### WRITTEN EXERCISE:
Gather every line that includes the word "Zustand", please.

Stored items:
--------------------

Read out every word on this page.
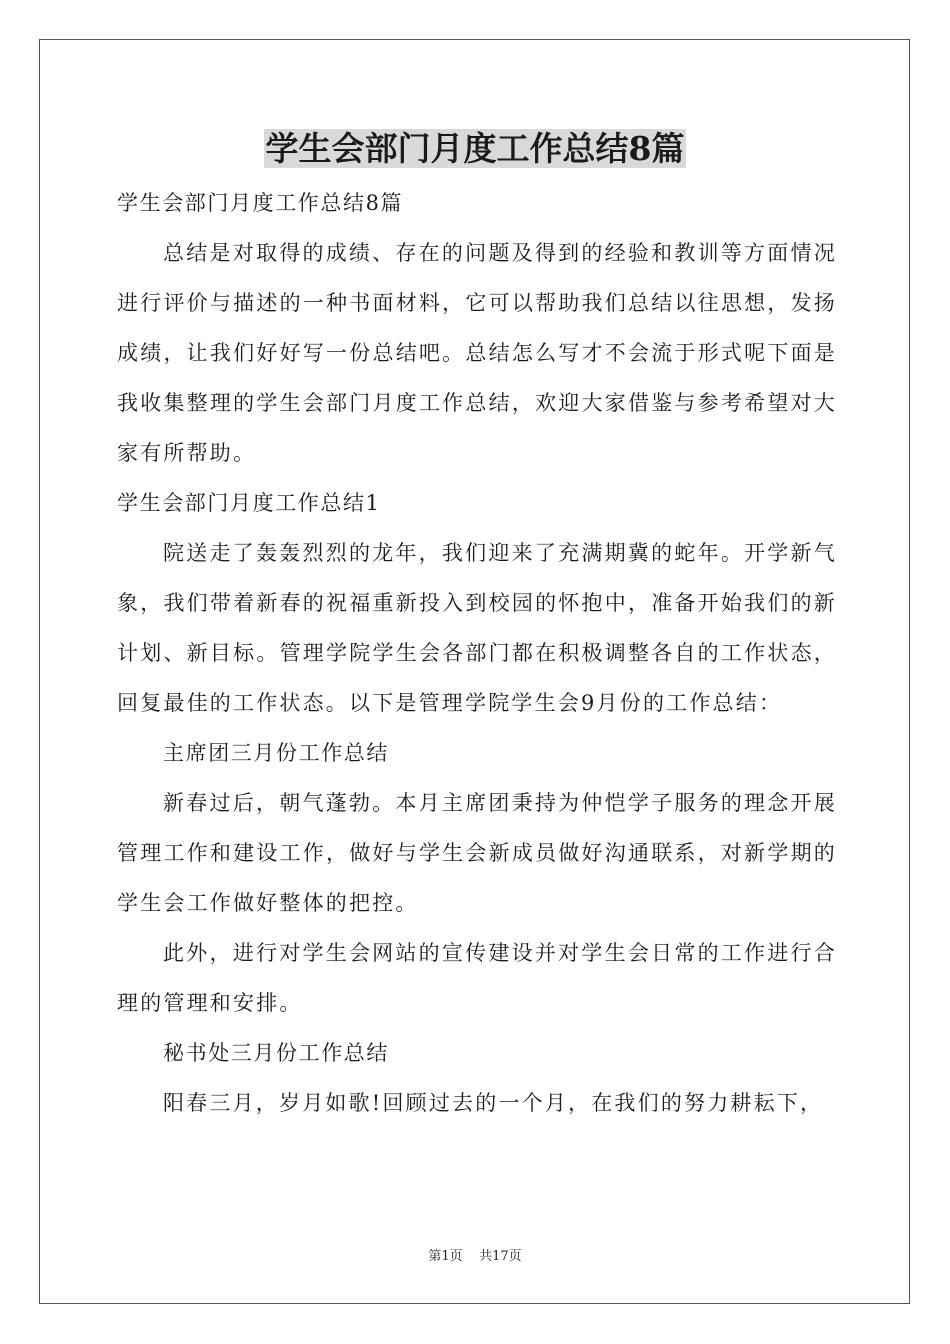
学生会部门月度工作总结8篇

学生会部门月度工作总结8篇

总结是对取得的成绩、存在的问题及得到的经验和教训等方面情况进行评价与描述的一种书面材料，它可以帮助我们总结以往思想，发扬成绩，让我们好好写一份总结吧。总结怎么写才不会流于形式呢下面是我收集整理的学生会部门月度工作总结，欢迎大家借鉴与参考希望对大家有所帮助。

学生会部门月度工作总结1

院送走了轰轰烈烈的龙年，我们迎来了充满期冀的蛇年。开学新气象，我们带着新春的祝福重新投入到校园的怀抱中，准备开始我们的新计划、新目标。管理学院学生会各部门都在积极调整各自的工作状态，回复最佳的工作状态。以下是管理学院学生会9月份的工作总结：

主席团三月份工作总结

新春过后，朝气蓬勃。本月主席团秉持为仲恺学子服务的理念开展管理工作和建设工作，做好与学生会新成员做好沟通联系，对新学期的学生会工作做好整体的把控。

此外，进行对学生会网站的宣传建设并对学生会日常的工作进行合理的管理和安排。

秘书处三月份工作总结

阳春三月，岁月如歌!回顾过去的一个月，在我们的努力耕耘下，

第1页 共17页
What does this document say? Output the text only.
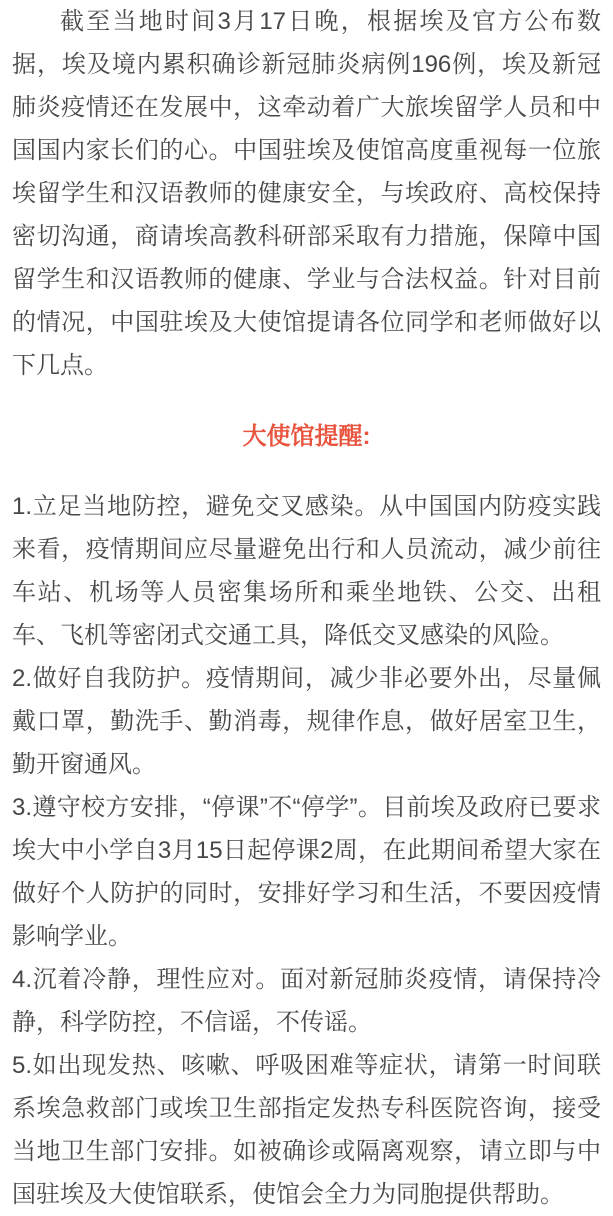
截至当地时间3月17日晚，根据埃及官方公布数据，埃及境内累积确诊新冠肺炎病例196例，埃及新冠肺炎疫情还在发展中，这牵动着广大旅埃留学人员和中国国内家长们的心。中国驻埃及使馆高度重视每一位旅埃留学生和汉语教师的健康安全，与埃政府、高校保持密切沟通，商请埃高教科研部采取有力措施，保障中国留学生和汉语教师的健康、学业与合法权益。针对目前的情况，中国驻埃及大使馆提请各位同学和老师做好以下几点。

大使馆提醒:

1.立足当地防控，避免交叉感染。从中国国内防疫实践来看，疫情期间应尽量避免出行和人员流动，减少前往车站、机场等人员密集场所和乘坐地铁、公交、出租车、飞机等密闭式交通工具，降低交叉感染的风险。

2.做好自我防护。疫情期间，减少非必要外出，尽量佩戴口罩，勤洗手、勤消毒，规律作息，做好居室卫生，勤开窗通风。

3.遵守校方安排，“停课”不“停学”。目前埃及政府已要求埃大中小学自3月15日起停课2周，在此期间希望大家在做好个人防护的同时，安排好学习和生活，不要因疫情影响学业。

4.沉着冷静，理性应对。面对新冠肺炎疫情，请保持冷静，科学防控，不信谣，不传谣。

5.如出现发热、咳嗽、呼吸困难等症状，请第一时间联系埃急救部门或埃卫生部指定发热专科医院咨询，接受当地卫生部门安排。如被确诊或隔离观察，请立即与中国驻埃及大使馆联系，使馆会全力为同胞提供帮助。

--------------------

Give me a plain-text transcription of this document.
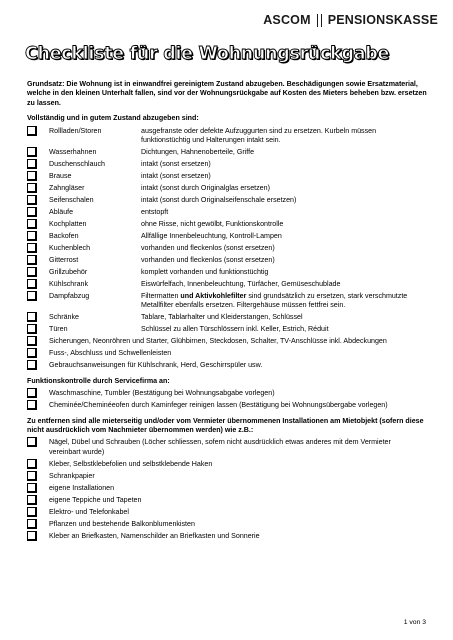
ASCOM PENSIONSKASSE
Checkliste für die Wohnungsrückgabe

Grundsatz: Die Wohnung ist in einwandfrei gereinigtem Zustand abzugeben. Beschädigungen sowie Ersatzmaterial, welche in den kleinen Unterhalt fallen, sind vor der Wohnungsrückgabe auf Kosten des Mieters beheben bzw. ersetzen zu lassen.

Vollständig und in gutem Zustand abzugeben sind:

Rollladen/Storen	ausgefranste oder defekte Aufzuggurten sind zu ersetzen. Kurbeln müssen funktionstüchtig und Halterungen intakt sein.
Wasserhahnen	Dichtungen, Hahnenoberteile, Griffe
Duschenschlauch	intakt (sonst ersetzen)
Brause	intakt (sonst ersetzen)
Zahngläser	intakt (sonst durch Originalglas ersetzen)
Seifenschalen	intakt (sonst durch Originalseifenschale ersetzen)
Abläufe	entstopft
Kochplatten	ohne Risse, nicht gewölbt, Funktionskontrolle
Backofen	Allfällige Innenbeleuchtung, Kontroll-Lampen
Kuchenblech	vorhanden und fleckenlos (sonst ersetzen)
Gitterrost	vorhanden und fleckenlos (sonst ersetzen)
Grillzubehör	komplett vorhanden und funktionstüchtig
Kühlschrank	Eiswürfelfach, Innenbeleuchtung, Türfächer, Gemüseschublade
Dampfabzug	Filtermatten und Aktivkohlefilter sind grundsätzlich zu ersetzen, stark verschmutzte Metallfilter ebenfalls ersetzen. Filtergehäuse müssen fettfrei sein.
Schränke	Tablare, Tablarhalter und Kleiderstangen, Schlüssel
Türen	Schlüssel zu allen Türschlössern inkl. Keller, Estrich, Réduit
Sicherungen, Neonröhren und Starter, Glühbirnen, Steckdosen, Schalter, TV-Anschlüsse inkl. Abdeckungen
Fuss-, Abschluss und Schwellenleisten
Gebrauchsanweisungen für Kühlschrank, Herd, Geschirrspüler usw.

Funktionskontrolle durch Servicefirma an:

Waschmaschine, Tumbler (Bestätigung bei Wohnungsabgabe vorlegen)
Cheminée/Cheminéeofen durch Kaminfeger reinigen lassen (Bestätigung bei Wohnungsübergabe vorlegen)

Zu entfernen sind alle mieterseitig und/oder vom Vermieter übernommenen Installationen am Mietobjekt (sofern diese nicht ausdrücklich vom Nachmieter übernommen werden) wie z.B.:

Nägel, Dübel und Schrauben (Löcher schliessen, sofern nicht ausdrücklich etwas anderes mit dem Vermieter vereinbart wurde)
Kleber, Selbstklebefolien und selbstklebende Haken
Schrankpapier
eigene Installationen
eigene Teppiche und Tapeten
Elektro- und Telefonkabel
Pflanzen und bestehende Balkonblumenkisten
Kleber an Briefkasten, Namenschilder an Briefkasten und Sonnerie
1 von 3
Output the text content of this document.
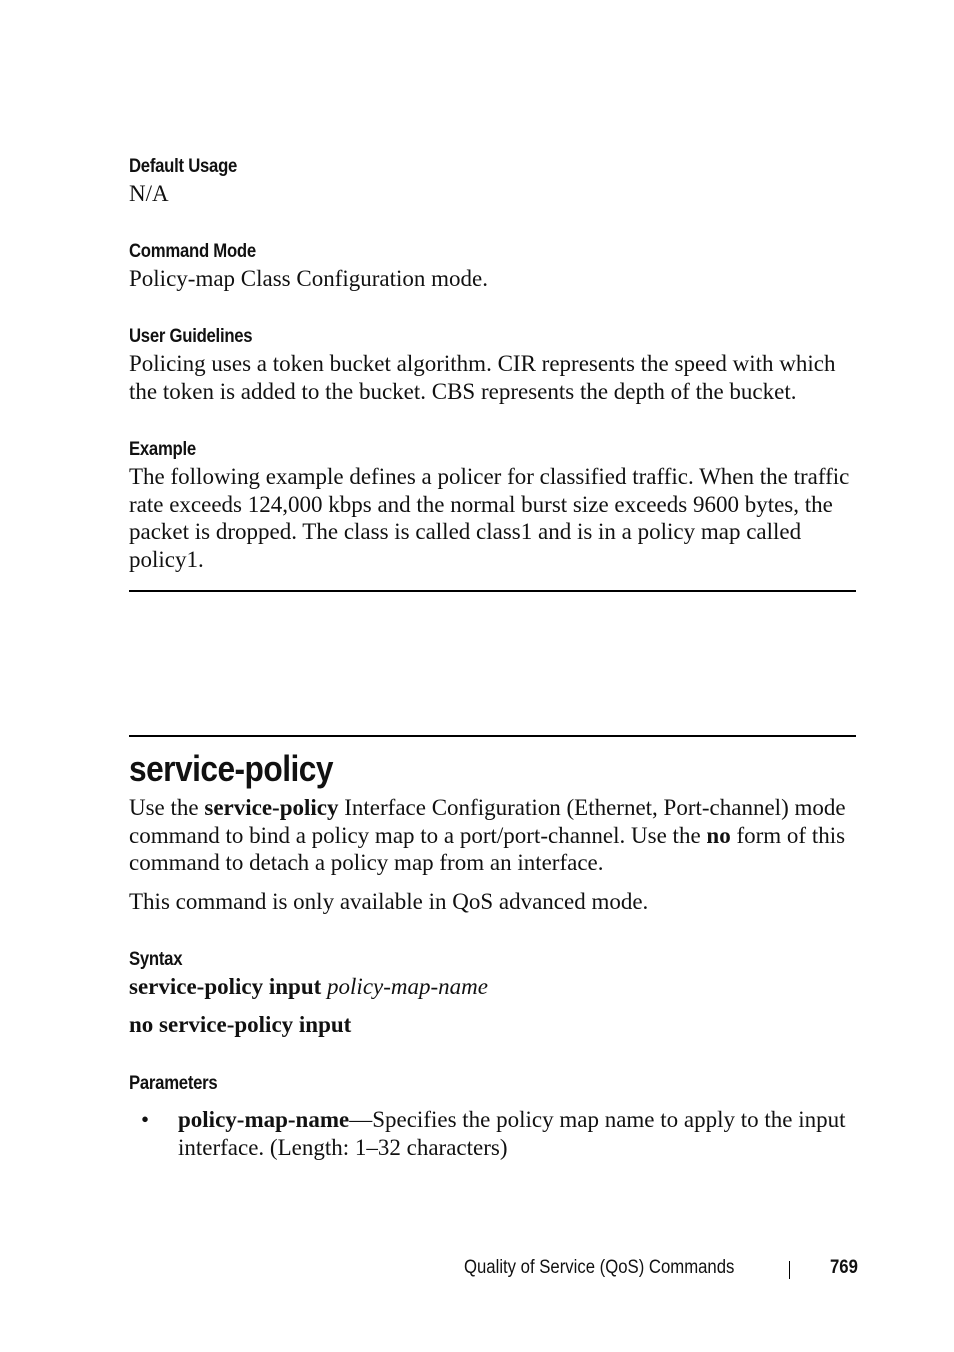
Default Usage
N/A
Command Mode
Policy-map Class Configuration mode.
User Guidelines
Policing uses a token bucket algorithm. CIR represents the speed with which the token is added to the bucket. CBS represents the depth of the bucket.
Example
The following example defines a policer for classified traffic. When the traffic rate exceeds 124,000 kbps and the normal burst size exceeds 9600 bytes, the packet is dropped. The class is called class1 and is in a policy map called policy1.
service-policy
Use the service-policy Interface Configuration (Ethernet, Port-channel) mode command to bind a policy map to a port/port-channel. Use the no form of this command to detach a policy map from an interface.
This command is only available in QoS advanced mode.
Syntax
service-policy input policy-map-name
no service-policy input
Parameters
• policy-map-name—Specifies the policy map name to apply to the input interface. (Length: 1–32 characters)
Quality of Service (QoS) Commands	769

--------------------

### FULL SOLUTION:
Grundsatz: Die Wohnung ist in einwandfrei gereinigtem Zustand abzugeben. Beschädigungen sowie Ersatzmaterial, welche in den kleinen Unterhalt fallen, sind vor der Wohnungsrückgabe auf Kosten des Mieters beheben bzw. ersetzen zu lassen.
Vollständig und in gutem Zustand abzugeben sind:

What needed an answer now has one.